◆ Exercise ◆
Transcribe all of the material exactly, except for its pictures.

◆ Source records ◆
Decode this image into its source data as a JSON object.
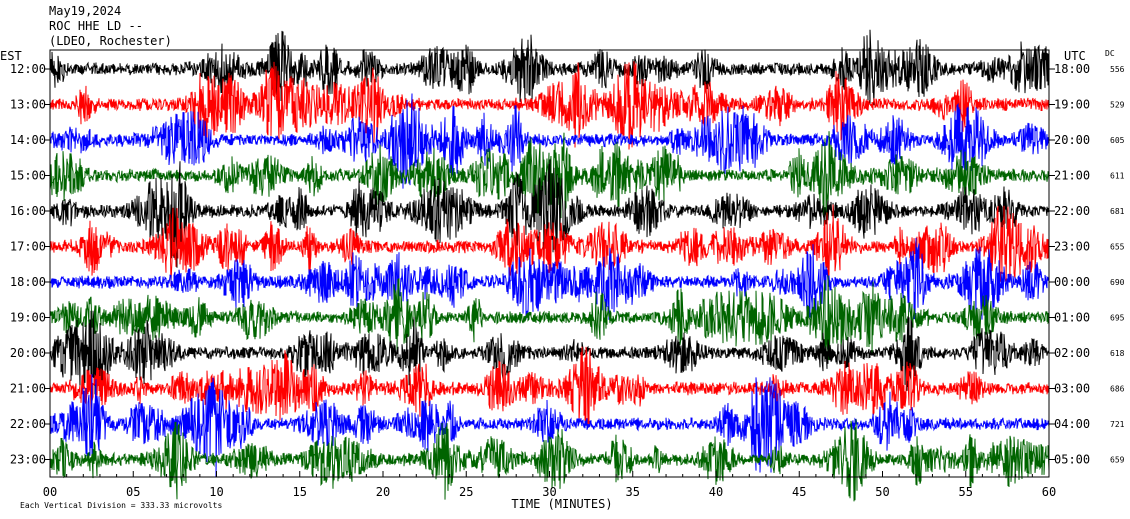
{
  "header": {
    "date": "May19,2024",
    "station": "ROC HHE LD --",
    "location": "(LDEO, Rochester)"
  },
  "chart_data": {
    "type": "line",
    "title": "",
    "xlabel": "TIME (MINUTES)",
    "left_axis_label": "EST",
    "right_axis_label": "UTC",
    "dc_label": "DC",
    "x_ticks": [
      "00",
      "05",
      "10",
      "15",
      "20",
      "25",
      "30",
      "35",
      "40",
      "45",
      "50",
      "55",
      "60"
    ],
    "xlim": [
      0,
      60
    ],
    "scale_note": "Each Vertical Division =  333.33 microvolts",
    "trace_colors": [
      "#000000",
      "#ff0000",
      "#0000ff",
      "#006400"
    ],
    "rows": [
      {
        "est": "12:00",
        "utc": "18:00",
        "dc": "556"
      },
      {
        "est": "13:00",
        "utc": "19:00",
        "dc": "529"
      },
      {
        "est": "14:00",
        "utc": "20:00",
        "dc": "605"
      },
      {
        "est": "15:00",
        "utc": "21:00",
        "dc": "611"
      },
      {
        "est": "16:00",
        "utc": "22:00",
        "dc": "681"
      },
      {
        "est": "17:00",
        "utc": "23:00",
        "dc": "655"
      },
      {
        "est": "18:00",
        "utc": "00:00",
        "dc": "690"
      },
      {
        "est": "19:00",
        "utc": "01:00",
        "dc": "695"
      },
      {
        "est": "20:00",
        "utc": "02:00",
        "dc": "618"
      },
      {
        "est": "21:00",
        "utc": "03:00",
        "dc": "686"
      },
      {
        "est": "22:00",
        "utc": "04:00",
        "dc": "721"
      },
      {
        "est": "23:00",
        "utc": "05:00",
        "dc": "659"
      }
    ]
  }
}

◆ Solved exercise ◆
Decode this image into its source data as a JSON object.
{
  "header": {
    "date": "May19,2024",
    "station": "ROC HHE LD --",
    "location": "(LDEO, Rochester)"
  },
  "chart_data": {
    "type": "line",
    "title": "",
    "xlabel": "TIME (MINUTES)",
    "left_axis_label": "EST",
    "right_axis_label": "UTC",
    "dc_label": "DC",
    "x_ticks": [
      "00",
      "05",
      "10",
      "15",
      "20",
      "25",
      "30",
      "35",
      "40",
      "45",
      "50",
      "55",
      "60"
    ],
    "xlim": [
      0,
      60
    ],
    "scale_note": "Each Vertical Division =  333.33 microvolts",
    "trace_colors": [
      "#000000",
      "#ff0000",
      "#0000ff",
      "#006400"
    ],
    "rows": [
      {
        "est": "12:00",
        "utc": "18:00",
        "dc": "556"
      },
      {
        "est": "13:00",
        "utc": "19:00",
        "dc": "529"
      },
      {
        "est": "14:00",
        "utc": "20:00",
        "dc": "605"
      },
      {
        "est": "15:00",
        "utc": "21:00",
        "dc": "611"
      },
      {
        "est": "16:00",
        "utc": "22:00",
        "dc": "681"
      },
      {
        "est": "17:00",
        "utc": "23:00",
        "dc": "655"
      },
      {
        "est": "18:00",
        "utc": "00:00",
        "dc": "690"
      },
      {
        "est": "19:00",
        "utc": "01:00",
        "dc": "695"
      },
      {
        "est": "20:00",
        "utc": "02:00",
        "dc": "618"
      },
      {
        "est": "21:00",
        "utc": "03:00",
        "dc": "686"
      },
      {
        "est": "22:00",
        "utc": "04:00",
        "dc": "721"
      },
      {
        "est": "23:00",
        "utc": "05:00",
        "dc": "659"
      }
    ]
  }
}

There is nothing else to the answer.